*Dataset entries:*

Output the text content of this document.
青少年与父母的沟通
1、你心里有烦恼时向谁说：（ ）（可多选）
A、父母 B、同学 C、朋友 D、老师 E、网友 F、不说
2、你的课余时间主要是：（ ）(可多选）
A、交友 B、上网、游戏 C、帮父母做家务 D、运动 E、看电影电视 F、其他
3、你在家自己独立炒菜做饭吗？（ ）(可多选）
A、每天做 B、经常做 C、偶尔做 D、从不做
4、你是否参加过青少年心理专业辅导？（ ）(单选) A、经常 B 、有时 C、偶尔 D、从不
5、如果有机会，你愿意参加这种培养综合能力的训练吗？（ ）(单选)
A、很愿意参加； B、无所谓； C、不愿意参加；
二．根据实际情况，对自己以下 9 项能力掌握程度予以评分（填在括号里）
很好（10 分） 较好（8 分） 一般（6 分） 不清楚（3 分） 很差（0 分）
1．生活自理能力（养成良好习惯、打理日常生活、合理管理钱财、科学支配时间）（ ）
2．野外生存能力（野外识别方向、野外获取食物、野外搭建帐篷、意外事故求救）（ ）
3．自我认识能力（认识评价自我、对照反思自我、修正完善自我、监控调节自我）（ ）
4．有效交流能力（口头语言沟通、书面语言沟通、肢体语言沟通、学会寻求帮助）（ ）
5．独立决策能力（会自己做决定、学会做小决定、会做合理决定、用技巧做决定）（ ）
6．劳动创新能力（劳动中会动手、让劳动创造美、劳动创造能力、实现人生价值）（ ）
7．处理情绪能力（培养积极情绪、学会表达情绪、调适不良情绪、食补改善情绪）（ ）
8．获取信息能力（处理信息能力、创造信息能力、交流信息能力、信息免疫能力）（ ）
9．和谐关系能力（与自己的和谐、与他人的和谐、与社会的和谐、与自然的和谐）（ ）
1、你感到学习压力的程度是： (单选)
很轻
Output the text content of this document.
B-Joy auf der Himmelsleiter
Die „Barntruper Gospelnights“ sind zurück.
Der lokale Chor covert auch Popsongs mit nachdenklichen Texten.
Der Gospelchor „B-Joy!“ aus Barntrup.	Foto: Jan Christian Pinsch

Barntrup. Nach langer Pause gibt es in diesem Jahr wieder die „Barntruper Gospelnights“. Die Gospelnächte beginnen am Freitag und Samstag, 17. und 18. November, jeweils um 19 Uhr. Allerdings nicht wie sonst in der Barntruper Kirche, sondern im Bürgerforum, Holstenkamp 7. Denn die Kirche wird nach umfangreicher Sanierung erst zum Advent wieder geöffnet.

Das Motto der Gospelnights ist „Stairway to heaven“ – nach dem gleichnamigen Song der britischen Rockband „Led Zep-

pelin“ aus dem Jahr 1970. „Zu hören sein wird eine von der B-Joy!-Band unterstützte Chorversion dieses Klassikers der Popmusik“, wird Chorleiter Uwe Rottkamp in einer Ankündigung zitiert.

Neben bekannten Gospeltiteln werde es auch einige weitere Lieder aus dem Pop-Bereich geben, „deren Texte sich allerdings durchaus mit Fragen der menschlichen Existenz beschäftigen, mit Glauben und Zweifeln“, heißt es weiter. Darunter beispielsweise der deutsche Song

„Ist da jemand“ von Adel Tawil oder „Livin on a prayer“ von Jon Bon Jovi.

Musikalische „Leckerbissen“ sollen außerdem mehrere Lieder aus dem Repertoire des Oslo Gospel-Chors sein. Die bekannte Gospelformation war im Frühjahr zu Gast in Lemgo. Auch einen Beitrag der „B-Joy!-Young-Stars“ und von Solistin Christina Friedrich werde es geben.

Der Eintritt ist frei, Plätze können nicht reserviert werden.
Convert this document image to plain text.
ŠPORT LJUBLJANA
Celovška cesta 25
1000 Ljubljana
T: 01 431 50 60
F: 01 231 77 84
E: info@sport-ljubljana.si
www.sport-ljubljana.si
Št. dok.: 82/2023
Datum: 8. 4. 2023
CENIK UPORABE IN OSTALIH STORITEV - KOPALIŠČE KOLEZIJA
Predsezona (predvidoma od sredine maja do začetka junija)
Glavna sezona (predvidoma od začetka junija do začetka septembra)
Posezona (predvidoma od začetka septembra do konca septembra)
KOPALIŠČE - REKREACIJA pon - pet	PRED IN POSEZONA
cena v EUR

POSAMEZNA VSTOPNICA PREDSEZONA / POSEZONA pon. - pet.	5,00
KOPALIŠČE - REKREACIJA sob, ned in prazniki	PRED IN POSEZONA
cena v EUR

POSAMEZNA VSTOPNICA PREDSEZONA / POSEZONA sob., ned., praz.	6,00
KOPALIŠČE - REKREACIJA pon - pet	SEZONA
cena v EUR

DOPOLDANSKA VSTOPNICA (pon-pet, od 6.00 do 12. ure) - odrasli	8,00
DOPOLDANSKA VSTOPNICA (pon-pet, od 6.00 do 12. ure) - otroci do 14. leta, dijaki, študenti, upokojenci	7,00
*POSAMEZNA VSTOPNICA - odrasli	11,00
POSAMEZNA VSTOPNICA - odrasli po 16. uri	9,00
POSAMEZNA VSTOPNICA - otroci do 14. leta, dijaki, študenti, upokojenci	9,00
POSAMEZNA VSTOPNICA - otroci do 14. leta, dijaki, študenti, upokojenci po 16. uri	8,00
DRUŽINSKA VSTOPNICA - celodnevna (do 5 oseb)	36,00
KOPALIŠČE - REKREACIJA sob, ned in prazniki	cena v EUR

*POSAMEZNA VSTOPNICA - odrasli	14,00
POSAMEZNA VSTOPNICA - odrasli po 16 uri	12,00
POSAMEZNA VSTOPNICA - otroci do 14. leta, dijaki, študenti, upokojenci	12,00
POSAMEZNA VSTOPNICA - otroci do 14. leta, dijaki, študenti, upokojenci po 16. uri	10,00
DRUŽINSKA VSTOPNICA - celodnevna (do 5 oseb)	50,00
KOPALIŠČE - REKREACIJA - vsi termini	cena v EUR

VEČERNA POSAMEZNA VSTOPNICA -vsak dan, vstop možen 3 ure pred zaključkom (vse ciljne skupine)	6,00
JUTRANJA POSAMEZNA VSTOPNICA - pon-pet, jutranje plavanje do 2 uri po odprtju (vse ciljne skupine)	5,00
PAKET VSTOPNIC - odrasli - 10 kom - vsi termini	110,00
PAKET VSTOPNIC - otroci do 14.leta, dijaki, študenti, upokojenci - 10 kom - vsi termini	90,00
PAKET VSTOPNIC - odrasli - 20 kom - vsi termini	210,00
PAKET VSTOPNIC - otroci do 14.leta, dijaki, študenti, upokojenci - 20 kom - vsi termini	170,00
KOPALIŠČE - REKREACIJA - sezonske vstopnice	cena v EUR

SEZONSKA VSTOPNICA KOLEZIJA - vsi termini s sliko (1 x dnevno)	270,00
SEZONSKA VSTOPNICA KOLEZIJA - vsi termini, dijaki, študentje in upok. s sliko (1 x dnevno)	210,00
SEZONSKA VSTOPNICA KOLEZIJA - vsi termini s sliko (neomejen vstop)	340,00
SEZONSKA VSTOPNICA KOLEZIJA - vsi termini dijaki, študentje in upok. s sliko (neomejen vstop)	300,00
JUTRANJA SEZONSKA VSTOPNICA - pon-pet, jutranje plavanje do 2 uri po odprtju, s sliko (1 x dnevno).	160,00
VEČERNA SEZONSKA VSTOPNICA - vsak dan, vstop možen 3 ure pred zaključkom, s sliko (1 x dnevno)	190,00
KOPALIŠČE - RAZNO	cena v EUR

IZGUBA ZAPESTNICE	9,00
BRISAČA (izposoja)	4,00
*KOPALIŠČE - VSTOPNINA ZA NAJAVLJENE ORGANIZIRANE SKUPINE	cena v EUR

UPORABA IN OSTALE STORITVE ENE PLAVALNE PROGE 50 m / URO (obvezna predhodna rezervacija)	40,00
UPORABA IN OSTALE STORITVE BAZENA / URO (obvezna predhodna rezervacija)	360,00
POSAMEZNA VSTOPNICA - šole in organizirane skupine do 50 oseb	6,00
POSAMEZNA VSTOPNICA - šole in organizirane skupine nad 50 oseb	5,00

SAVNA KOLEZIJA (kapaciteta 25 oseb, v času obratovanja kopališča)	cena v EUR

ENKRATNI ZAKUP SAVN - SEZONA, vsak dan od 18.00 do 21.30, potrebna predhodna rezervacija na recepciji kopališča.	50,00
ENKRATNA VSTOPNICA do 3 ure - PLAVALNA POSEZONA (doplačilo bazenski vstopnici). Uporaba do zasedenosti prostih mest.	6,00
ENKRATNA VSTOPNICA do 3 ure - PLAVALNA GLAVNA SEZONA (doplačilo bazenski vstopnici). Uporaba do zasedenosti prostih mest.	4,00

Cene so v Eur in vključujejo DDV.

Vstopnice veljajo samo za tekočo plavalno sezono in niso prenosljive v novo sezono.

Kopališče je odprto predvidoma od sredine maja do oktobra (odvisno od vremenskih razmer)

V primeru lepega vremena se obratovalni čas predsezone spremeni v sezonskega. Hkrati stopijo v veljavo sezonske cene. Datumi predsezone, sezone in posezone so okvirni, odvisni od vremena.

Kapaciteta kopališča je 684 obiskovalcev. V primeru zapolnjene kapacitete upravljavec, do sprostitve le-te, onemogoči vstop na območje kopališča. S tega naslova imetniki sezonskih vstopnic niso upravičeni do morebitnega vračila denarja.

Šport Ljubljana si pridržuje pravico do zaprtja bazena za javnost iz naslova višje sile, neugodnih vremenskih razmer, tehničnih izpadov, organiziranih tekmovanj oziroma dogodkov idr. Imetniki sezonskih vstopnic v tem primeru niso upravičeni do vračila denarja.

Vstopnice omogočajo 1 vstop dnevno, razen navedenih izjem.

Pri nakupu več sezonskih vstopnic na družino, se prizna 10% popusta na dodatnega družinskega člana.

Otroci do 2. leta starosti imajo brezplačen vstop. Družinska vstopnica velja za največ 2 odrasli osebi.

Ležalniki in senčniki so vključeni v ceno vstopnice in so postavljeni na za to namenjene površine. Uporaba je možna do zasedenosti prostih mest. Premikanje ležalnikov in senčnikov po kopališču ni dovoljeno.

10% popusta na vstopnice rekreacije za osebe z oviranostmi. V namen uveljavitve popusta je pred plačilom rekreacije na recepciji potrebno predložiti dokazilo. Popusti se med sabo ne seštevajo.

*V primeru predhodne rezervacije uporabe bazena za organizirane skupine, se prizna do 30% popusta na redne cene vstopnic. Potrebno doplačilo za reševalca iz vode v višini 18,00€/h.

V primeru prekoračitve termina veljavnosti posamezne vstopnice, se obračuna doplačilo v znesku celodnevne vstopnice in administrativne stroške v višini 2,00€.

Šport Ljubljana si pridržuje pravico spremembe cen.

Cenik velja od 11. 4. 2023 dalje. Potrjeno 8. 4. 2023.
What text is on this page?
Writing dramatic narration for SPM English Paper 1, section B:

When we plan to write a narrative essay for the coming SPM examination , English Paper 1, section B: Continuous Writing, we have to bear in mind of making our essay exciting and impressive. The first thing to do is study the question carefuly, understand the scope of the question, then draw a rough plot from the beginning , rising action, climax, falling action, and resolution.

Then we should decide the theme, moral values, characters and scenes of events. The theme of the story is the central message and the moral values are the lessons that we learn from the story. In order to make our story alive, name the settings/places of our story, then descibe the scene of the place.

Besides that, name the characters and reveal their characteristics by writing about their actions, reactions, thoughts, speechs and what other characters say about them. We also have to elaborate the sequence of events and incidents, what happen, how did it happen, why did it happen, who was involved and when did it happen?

*Short exercise:* Find every line in the records above that holds the word "doplačilo", and copy each one.

*The result:*
ENKRATNA VSTOPNICA do 3 ure - PLAVALNA POSEZONA (doplačilo bazenski vstopnici). Uporaba do zasedenosti prostih mest.	6,00
ENKRATNA VSTOPNICA do 3 ure - PLAVALNA GLAVNA SEZONA (doplačilo bazenski vstopnici). Uporaba do zasedenosti prostih mest.	4,00
*V primeru predhodne rezervacije uporabe bazena za organizirane skupine, se prizna do 30% popusta na redne cene vstopnic. Potrebno doplačilo za reševalca iz vode v višini 18,00€/h.
V primeru prekoračitve termina veljavnosti posamezne vstopnice, se obračuna doplačilo v znesku celodnevne vstopnice in administrativne stroške v višini 2,00€.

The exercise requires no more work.